_Problem_
From the records, pick out and copy each line containing "queries".

_Listed records_
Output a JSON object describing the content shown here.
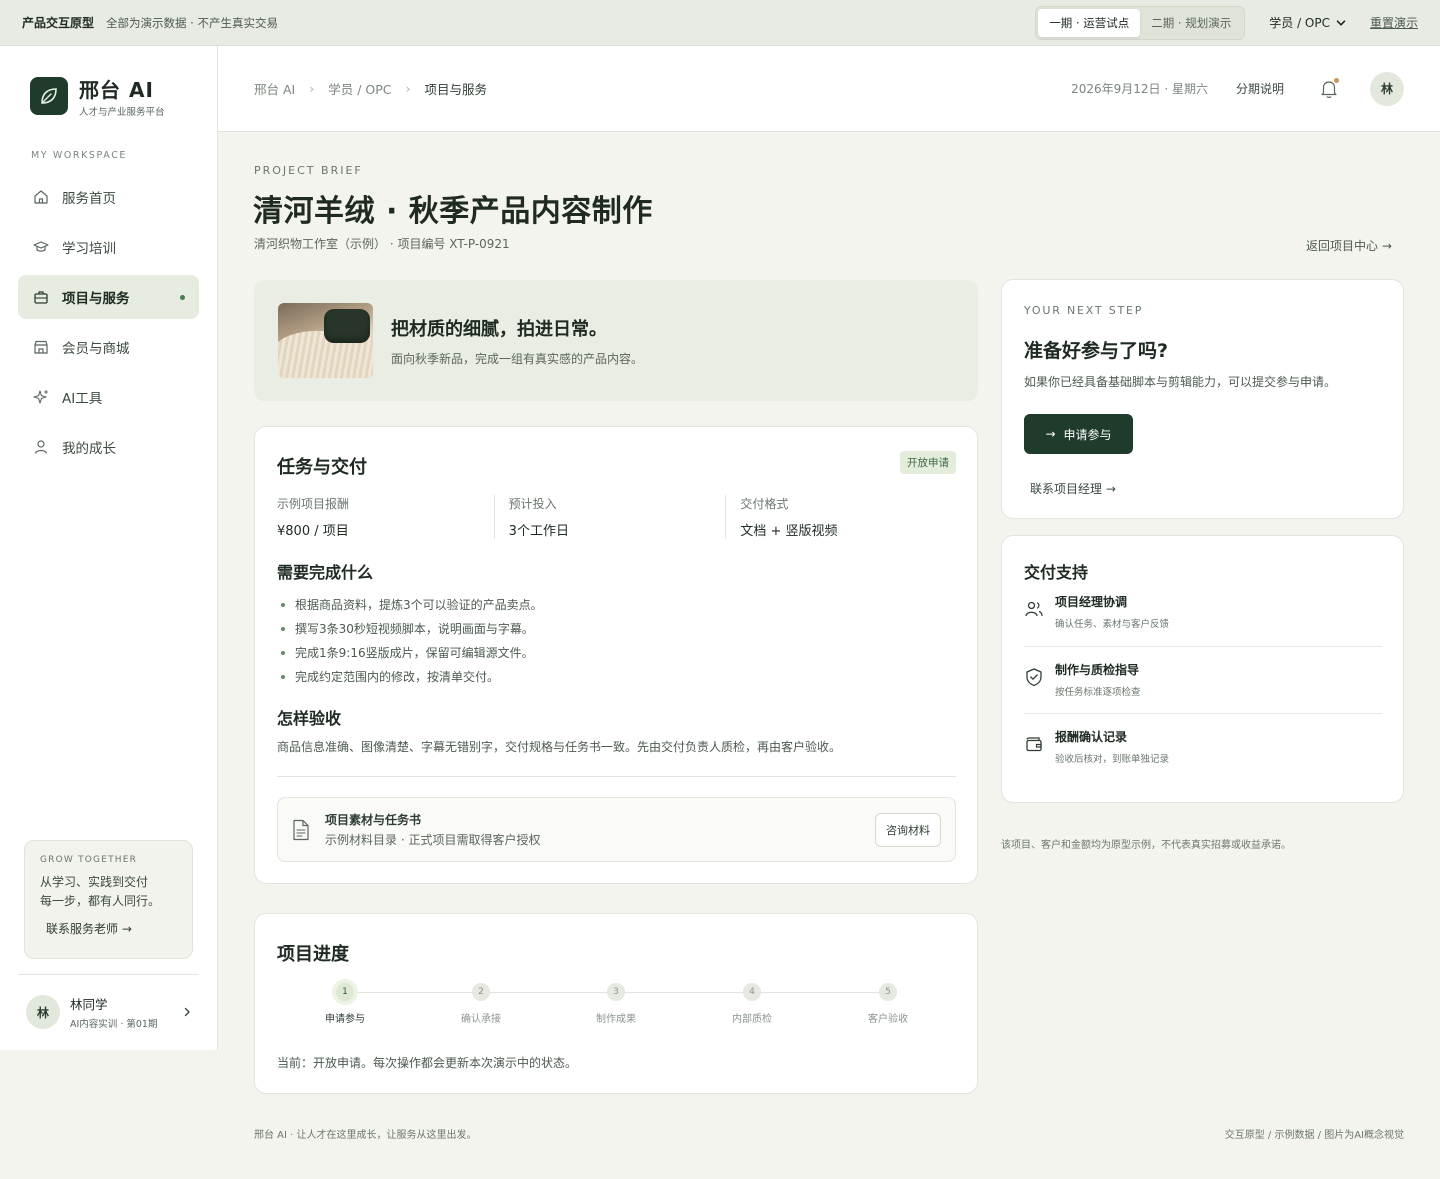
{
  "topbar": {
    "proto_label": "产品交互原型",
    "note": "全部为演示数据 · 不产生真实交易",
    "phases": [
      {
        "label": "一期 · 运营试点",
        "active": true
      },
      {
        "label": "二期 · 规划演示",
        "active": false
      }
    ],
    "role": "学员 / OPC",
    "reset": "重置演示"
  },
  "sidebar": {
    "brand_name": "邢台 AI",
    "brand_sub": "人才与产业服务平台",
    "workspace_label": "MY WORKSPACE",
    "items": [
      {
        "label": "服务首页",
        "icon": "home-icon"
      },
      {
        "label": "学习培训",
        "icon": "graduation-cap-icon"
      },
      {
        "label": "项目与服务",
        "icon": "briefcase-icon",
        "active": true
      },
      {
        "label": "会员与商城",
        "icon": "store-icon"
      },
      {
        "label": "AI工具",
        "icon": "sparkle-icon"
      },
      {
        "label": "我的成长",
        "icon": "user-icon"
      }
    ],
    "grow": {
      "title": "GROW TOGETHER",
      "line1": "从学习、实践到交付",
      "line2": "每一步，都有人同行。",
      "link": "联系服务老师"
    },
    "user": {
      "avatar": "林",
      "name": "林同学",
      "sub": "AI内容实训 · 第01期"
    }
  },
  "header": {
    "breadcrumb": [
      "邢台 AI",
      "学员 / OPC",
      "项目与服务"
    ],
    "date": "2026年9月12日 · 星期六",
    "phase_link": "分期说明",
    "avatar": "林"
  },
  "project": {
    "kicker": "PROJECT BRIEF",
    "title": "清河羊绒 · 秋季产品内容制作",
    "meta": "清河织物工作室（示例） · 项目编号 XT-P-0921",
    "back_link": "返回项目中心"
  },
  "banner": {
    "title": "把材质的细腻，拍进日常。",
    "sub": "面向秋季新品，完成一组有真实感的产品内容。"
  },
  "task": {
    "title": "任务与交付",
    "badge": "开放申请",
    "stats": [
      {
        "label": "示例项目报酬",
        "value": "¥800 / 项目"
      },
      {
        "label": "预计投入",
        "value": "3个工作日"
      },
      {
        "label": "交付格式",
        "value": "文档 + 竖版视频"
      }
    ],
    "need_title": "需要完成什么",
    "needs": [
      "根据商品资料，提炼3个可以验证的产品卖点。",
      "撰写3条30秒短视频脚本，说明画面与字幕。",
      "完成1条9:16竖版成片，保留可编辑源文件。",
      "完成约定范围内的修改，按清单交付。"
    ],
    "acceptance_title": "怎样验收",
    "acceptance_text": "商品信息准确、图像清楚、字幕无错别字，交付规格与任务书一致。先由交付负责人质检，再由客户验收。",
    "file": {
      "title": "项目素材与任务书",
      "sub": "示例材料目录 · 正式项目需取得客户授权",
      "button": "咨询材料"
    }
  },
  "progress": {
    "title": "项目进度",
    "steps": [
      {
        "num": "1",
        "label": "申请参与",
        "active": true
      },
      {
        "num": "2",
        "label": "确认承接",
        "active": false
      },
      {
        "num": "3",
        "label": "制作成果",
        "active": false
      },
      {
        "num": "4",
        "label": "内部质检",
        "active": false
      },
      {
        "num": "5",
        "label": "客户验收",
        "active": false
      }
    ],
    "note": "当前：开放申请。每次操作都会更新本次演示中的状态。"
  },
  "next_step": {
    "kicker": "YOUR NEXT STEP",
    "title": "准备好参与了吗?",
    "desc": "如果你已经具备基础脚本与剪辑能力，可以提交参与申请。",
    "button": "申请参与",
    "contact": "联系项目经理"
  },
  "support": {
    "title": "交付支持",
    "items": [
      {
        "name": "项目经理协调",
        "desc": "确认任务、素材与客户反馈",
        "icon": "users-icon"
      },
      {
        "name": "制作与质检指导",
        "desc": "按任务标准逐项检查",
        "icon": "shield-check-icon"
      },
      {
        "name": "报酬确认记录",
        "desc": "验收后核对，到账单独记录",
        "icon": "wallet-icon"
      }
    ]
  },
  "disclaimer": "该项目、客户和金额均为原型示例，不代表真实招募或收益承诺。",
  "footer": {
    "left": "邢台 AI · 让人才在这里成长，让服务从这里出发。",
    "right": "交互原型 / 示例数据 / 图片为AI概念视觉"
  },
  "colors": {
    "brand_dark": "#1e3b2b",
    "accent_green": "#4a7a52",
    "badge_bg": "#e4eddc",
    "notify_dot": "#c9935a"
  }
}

---

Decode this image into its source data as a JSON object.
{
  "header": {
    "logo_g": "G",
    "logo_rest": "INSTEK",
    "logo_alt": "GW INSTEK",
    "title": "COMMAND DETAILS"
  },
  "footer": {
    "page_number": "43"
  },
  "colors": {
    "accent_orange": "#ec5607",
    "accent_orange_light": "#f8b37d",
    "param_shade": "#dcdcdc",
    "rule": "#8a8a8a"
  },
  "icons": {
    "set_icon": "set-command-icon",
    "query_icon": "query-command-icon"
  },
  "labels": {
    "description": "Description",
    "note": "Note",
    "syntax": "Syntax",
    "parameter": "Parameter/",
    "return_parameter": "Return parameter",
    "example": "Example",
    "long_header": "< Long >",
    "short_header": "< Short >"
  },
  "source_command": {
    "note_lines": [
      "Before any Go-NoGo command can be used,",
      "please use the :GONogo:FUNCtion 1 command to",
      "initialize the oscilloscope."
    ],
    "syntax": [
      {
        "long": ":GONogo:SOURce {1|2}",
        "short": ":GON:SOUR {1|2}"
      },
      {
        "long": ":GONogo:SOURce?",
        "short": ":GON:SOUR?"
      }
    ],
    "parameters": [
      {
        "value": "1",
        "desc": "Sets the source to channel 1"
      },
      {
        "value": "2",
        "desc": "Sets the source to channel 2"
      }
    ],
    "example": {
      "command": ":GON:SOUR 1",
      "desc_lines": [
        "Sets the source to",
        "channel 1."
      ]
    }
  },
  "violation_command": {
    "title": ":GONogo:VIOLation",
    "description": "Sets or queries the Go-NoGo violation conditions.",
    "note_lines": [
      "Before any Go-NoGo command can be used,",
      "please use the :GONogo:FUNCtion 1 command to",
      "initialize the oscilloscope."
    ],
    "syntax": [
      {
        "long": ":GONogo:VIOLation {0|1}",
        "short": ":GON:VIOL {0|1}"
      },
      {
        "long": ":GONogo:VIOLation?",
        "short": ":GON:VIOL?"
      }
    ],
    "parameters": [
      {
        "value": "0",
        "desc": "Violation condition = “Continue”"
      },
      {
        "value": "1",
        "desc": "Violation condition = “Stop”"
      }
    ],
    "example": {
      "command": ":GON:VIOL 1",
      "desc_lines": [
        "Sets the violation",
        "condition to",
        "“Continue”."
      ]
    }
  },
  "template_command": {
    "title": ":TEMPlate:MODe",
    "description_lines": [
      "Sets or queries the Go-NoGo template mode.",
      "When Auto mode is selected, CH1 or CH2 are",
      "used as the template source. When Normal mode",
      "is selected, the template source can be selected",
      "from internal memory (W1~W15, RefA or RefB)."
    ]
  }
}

_Written response_
    "description": "Sets or queries the Go-NoGo violation conditions.",
      "Sets or queries the Go-NoGo template mode.",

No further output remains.